Write out every item below word for word, leaving each line unchanged.
'''
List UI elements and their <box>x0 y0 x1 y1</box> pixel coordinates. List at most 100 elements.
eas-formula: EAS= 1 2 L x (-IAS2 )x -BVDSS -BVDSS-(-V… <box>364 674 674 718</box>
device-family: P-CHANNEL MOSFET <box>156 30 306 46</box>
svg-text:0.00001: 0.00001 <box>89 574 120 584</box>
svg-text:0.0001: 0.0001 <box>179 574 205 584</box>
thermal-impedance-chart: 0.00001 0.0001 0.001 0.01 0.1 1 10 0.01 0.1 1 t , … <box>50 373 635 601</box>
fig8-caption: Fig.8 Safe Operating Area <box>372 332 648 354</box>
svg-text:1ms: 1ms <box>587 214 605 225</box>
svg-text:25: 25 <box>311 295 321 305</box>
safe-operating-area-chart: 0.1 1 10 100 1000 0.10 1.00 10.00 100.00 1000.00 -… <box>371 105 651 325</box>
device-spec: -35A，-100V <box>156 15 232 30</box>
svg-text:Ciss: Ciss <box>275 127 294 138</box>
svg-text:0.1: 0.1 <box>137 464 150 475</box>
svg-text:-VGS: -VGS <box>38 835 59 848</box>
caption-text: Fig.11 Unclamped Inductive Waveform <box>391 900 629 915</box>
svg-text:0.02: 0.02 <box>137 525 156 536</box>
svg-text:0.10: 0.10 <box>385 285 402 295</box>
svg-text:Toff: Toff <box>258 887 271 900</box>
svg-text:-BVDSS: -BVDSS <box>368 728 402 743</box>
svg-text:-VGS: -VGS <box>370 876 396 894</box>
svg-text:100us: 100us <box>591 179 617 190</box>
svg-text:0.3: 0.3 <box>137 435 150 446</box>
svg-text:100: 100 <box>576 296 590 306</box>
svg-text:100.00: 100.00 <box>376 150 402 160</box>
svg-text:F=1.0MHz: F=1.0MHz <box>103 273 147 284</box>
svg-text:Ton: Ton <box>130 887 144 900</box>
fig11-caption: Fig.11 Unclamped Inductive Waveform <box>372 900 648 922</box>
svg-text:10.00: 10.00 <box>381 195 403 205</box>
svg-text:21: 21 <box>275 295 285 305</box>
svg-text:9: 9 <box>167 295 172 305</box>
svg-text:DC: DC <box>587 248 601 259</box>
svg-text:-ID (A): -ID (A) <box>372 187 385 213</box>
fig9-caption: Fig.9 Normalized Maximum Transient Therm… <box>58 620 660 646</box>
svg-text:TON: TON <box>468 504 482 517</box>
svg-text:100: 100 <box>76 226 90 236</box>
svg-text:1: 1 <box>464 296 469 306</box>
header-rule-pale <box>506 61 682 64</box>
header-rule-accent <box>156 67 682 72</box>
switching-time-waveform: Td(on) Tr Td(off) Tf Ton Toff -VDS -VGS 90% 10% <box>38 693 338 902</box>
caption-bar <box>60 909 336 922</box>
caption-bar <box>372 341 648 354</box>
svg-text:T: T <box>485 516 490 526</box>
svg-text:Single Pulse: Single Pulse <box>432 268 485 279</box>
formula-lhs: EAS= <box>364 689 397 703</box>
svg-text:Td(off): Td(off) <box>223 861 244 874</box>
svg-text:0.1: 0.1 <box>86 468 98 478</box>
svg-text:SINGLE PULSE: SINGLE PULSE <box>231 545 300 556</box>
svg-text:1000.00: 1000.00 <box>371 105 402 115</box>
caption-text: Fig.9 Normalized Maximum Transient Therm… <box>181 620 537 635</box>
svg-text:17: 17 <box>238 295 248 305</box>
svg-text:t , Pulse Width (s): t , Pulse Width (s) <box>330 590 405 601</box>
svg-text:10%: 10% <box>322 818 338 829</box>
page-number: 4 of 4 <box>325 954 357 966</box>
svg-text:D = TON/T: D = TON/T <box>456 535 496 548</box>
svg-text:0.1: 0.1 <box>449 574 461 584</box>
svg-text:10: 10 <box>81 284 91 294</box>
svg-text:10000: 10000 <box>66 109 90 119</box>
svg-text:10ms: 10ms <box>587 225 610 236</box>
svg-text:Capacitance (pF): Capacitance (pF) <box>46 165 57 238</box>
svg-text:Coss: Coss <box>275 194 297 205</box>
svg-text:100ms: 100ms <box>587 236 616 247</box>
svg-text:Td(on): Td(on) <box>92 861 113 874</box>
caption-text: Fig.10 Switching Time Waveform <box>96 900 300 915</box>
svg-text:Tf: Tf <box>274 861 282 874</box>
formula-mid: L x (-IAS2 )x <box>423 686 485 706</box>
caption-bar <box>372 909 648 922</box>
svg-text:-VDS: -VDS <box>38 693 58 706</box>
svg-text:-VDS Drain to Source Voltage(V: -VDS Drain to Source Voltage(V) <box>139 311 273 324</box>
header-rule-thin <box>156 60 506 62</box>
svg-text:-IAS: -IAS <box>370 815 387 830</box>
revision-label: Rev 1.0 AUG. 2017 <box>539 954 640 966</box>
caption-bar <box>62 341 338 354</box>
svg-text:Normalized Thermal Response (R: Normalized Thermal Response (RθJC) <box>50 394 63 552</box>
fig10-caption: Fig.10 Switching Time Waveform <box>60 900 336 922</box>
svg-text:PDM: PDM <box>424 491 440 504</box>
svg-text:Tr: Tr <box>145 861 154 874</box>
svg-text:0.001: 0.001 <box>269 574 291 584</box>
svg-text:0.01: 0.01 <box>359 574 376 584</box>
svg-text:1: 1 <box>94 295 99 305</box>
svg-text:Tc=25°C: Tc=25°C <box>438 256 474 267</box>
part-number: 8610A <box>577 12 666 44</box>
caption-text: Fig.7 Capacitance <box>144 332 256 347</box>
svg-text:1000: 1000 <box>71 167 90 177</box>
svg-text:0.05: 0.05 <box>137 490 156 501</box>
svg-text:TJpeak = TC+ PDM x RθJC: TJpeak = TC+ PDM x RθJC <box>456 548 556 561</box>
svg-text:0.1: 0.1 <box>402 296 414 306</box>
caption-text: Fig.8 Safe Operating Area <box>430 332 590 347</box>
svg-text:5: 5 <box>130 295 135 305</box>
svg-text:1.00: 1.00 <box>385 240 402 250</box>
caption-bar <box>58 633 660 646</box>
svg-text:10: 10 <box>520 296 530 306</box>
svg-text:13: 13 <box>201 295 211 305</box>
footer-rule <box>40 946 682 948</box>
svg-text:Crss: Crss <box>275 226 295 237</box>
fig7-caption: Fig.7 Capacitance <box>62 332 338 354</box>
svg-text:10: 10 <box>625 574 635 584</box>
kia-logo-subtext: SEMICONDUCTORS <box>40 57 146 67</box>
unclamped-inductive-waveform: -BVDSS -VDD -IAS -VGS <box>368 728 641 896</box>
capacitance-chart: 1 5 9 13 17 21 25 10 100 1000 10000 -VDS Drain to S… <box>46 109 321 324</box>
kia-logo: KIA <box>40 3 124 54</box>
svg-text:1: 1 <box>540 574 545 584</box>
'''
THE REPLY ::
List UI elements and their <box>x0 y0 x1 y1</box> pixel coordinates. List at most 100 elements.
eas-formula: EAS= 1 2 L x (-IAS2 )x -BVDSS -BVDSS-(-V… <box>364 674 674 718</box>
device-family: P-CHANNEL MOSFET <box>156 30 306 46</box>
svg-text:0.00001: 0.00001 <box>89 574 120 584</box>
svg-text:0.0001: 0.0001 <box>179 574 205 584</box>
thermal-impedance-chart: 0.00001 0.0001 0.001 0.01 0.1 1 10 0.01 0.1 1 t , … <box>50 373 635 601</box>
fig8-caption: Fig.8 Safe Operating Area <box>372 332 648 354</box>
svg-text:1ms: 1ms <box>587 214 605 225</box>
svg-text:25: 25 <box>311 295 321 305</box>
safe-operating-area-chart: 0.1 1 10 100 1000 0.10 1.00 10.00 100.00 1000.00 -… <box>371 105 651 325</box>
device-spec: -35A，-100V <box>156 15 232 30</box>
svg-text:Ciss: Ciss <box>275 127 294 138</box>
svg-text:0.1: 0.1 <box>137 464 150 475</box>
svg-text:-VGS: -VGS <box>38 835 59 848</box>
caption-text: Fig.11 Unclamped Inductive Waveform <box>391 900 629 915</box>
svg-text:0.02: 0.02 <box>137 525 156 536</box>
svg-text:0.10: 0.10 <box>385 285 402 295</box>
svg-text:Toff: Toff <box>258 887 271 900</box>
svg-text:-BVDSS: -BVDSS <box>368 728 402 743</box>
svg-text:-VGS: -VGS <box>370 876 396 894</box>
svg-text:100us: 100us <box>591 179 617 190</box>
svg-text:0.3: 0.3 <box>137 435 150 446</box>
svg-text:100: 100 <box>576 296 590 306</box>
svg-text:100.00: 100.00 <box>376 150 402 160</box>
svg-text:F=1.0MHz: F=1.0MHz <box>103 273 147 284</box>
svg-text:Ton: Ton <box>130 887 144 900</box>
fig11-caption: Fig.11 Unclamped Inductive Waveform <box>372 900 648 922</box>
svg-text:10.00: 10.00 <box>381 195 403 205</box>
svg-text:21: 21 <box>275 295 285 305</box>
svg-text:9: 9 <box>167 295 172 305</box>
svg-text:DC: DC <box>587 248 601 259</box>
svg-text:-ID (A): -ID (A) <box>372 187 385 213</box>
fig9-caption: Fig.9 Normalized Maximum Transient Therm… <box>58 620 660 646</box>
svg-text:TON: TON <box>468 504 482 517</box>
svg-text:100: 100 <box>76 226 90 236</box>
svg-text:1: 1 <box>464 296 469 306</box>
header-rule-pale <box>506 61 682 64</box>
header-rule-accent <box>156 67 682 72</box>
switching-time-waveform: Td(on) Tr Td(off) Tf Ton Toff -VDS -VGS 90% 10% <box>38 693 338 902</box>
caption-bar <box>60 909 336 922</box>
caption-bar <box>372 341 648 354</box>
svg-text:T: T <box>485 516 490 526</box>
svg-text:Single Pulse: Single Pulse <box>432 268 485 279</box>
formula-lhs: EAS= <box>364 689 397 703</box>
svg-text:Td(off): Td(off) <box>223 861 244 874</box>
svg-text:0.1: 0.1 <box>86 468 98 478</box>
svg-text:SINGLE PULSE: SINGLE PULSE <box>231 545 300 556</box>
svg-text:1000.00: 1000.00 <box>371 105 402 115</box>
caption-text: Fig.9 Normalized Maximum Transient Therm… <box>181 620 537 635</box>
svg-text:17: 17 <box>238 295 248 305</box>
svg-text:t , Pulse Width (s): t , Pulse Width (s) <box>330 590 405 601</box>
svg-text:10%: 10% <box>322 818 338 829</box>
page-number: 4 of 4 <box>325 954 357 966</box>
svg-text:D = TON/T: D = TON/T <box>456 535 496 548</box>
svg-text:0.1: 0.1 <box>449 574 461 584</box>
svg-text:10: 10 <box>81 284 91 294</box>
svg-text:10000: 10000 <box>66 109 90 119</box>
svg-text:10ms: 10ms <box>587 225 610 236</box>
svg-text:Capacitance (pF): Capacitance (pF) <box>46 165 57 238</box>
svg-text:Coss: Coss <box>275 194 297 205</box>
svg-text:100ms: 100ms <box>587 236 616 247</box>
svg-text:Td(on): Td(on) <box>92 861 113 874</box>
caption-text: Fig.10 Switching Time Waveform <box>96 900 300 915</box>
svg-text:Tf: Tf <box>274 861 282 874</box>
formula-mid: L x (-IAS2 )x <box>423 686 485 706</box>
caption-bar <box>372 909 648 922</box>
svg-text:-VDS: -VDS <box>38 693 58 706</box>
svg-text:-VDS Drain to Source Voltage(V: -VDS Drain to Source Voltage(V) <box>139 311 273 324</box>
header-rule-thin <box>156 60 506 62</box>
svg-text:-IAS: -IAS <box>370 815 387 830</box>
revision-label: Rev 1.0 AUG. 2017 <box>539 954 640 966</box>
caption-bar <box>62 341 338 354</box>
svg-text:Normalized Thermal Response (R: Normalized Thermal Response (RθJC) <box>50 394 63 552</box>
fig10-caption: Fig.10 Switching Time Waveform <box>60 900 336 922</box>
svg-text:PDM: PDM <box>424 491 440 504</box>
svg-text:Tr: Tr <box>145 861 154 874</box>
svg-text:0.001: 0.001 <box>269 574 291 584</box>
svg-text:0.01: 0.01 <box>359 574 376 584</box>
svg-text:1: 1 <box>94 295 99 305</box>
svg-text:Tc=25°C: Tc=25°C <box>438 256 474 267</box>
part-number: 8610A <box>577 12 666 44</box>
caption-text: Fig.7 Capacitance <box>144 332 256 347</box>
svg-text:1000: 1000 <box>71 167 90 177</box>
svg-text:0.05: 0.05 <box>137 490 156 501</box>
svg-text:TJpeak = TC+ PDM x RθJC: TJpeak = TC+ PDM x RθJC <box>456 548 556 561</box>
svg-text:0.1: 0.1 <box>402 296 414 306</box>
caption-text: Fig.8 Safe Operating Area <box>430 332 590 347</box>
svg-text:5: 5 <box>130 295 135 305</box>
svg-text:1.00: 1.00 <box>385 240 402 250</box>
caption-bar <box>58 633 660 646</box>
svg-text:10: 10 <box>520 296 530 306</box>
svg-text:13: 13 <box>201 295 211 305</box>
footer-rule <box>40 946 682 948</box>
svg-text:Crss: Crss <box>275 226 295 237</box>
fig7-caption: Fig.7 Capacitance <box>62 332 338 354</box>
svg-text:10: 10 <box>625 574 635 584</box>
kia-logo-subtext: SEMICONDUCTORS <box>40 57 146 67</box>
unclamped-inductive-waveform: -BVDSS -VDD -IAS -VGS <box>368 728 641 896</box>
capacitance-chart: 1 5 9 13 17 21 25 10 100 1000 10000 -VDS Drain to S… <box>46 109 321 324</box>
kia-logo: KIA <box>40 3 124 54</box>
svg-text:1: 1 <box>540 574 545 584</box>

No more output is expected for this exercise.